Input for this task:

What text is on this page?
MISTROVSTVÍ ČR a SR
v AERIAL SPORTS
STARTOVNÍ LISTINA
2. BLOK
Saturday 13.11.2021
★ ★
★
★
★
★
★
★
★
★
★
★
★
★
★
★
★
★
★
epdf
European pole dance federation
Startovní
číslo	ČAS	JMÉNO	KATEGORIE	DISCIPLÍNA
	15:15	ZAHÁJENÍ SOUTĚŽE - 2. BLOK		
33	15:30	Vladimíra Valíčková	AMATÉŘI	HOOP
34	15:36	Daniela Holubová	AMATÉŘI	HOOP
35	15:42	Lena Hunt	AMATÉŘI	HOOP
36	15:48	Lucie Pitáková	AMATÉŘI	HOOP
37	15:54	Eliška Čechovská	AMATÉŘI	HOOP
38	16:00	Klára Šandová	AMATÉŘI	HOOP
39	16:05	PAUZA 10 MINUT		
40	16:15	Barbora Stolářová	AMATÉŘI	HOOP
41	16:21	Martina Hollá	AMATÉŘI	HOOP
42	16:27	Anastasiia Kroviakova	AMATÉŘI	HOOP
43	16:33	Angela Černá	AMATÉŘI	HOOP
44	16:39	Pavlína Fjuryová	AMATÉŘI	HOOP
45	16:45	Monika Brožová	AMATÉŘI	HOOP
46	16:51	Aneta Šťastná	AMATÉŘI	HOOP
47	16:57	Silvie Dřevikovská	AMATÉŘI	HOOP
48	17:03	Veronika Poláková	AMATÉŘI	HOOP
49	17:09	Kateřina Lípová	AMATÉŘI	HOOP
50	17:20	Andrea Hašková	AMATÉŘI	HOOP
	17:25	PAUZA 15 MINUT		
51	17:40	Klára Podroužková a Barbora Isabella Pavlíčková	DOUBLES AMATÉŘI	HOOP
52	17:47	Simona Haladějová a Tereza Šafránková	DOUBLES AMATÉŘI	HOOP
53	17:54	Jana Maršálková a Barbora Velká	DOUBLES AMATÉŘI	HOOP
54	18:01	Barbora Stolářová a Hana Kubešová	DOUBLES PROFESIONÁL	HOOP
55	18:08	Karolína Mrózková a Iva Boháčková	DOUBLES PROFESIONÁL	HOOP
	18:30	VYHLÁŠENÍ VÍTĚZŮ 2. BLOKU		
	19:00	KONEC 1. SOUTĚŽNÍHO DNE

Problem details: Look through the listing above. Pick out each line with "MINUT" and copy it.

Complete answer:
39	16:05	PAUZA 10 MINUT		
	17:25	PAUZA 15 MINUT		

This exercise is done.